(Exercise directions): Write out the records again, exactly, leaving none out.

Extracts from a graphics dataset
:::
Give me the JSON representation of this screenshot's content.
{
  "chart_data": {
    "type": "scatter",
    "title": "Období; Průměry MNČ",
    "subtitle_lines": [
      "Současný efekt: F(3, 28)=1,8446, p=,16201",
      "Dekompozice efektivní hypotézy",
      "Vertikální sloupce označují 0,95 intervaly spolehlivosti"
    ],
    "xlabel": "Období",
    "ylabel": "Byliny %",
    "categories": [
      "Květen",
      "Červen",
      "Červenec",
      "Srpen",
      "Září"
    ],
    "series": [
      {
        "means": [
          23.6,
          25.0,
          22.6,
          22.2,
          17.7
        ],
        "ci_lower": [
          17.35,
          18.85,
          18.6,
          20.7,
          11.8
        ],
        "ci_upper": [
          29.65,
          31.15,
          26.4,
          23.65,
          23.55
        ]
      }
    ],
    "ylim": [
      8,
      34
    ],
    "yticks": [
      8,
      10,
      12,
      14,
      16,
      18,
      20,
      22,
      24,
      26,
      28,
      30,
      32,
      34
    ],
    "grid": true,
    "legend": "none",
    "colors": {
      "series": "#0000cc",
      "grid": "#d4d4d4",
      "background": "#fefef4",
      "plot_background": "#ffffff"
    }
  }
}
:::
(Result of this exercise):
Give me the JSON representation of this screenshot's content.
{
  "chart_data": {
    "type": "scatter",
    "title": "Období; Průměry MNČ",
    "subtitle_lines": [
      "Současný efekt: F(3, 28)=1,8446, p=,16201",
      "Dekompozice efektivní hypotézy",
      "Vertikální sloupce označují 0,95 intervaly spolehlivosti"
    ],
    "xlabel": "Období",
    "ylabel": "Byliny %",
    "categories": [
      "Květen",
      "Červen",
      "Červenec",
      "Srpen",
      "Září"
    ],
    "series": [
      {
        "means": [
          23.6,
          25.0,
          22.6,
          22.2,
          17.7
        ],
        "ci_lower": [
          17.35,
          18.85,
          18.6,
          20.7,
          11.8
        ],
        "ci_upper": [
          29.65,
          31.15,
          26.4,
          23.65,
          23.55
        ]
      }
    ],
    "ylim": [
      8,
      34
    ],
    "yticks": [
      8,
      10,
      12,
      14,
      16,
      18,
      20,
      22,
      24,
      26,
      28,
      30,
      32,
      34
    ],
    "grid": true,
    "legend": "none",
    "colors": {
      "series": "#0000cc",
      "grid": "#d4d4d4",
      "background": "#fefef4",
      "plot_background": "#ffffff"
    }
  }
}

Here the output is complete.